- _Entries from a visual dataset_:
------------------------------------------------------------------------

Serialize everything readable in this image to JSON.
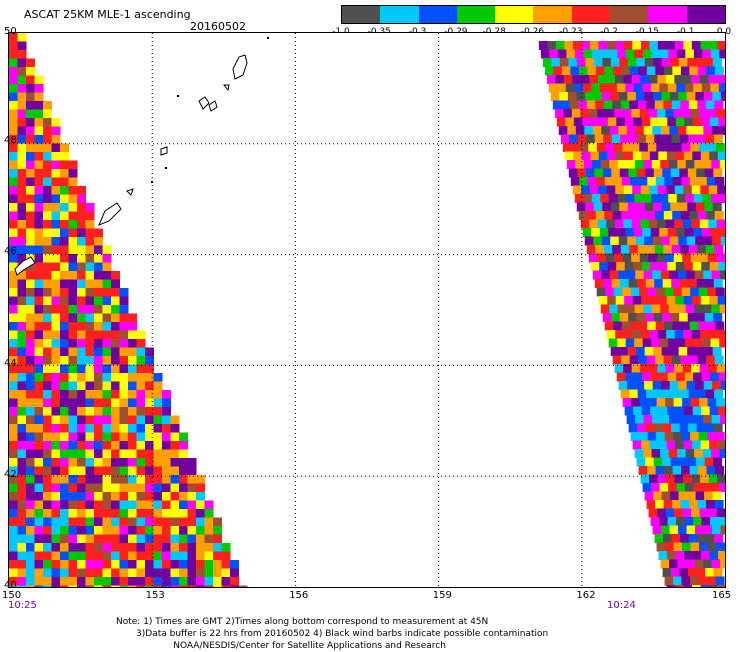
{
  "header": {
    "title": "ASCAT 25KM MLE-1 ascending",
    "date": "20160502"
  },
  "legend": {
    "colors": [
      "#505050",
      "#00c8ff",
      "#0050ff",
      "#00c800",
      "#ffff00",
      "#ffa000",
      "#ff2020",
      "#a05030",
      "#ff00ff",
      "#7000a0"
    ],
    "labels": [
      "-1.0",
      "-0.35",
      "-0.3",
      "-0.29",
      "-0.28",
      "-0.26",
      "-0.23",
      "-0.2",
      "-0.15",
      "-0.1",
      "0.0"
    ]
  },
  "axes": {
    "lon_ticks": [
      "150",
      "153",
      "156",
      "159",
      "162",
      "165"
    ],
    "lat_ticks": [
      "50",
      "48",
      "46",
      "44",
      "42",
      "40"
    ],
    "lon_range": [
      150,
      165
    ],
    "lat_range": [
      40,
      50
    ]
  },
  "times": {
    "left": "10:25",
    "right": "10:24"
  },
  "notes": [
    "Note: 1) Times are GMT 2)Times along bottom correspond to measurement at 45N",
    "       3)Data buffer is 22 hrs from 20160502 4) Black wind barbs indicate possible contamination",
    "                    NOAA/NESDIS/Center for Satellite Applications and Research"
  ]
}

------------------------------------------------------------------------

The entries above are to be returned exactly, without their pictures.

- _ANSWER FOR THIS EXERCISE_:
Serialize everything readable in this image to JSON.
{
  "header": {
    "title": "ASCAT 25KM MLE-1 ascending",
    "date": "20160502"
  },
  "legend": {
    "colors": [
      "#505050",
      "#00c8ff",
      "#0050ff",
      "#00c800",
      "#ffff00",
      "#ffa000",
      "#ff2020",
      "#a05030",
      "#ff00ff",
      "#7000a0"
    ],
    "labels": [
      "-1.0",
      "-0.35",
      "-0.3",
      "-0.29",
      "-0.28",
      "-0.26",
      "-0.23",
      "-0.2",
      "-0.15",
      "-0.1",
      "0.0"
    ]
  },
  "axes": {
    "lon_ticks": [
      "150",
      "153",
      "156",
      "159",
      "162",
      "165"
    ],
    "lat_ticks": [
      "50",
      "48",
      "46",
      "44",
      "42",
      "40"
    ],
    "lon_range": [
      150,
      165
    ],
    "lat_range": [
      40,
      50
    ]
  },
  "times": {
    "left": "10:25",
    "right": "10:24"
  },
  "notes": [
    "Note: 1) Times are GMT 2)Times along bottom correspond to measurement at 45N",
    "       3)Data buffer is 22 hrs from 20160502 4) Black wind barbs indicate possible contamination",
    "                    NOAA/NESDIS/Center for Satellite Applications and Research"
  ]
}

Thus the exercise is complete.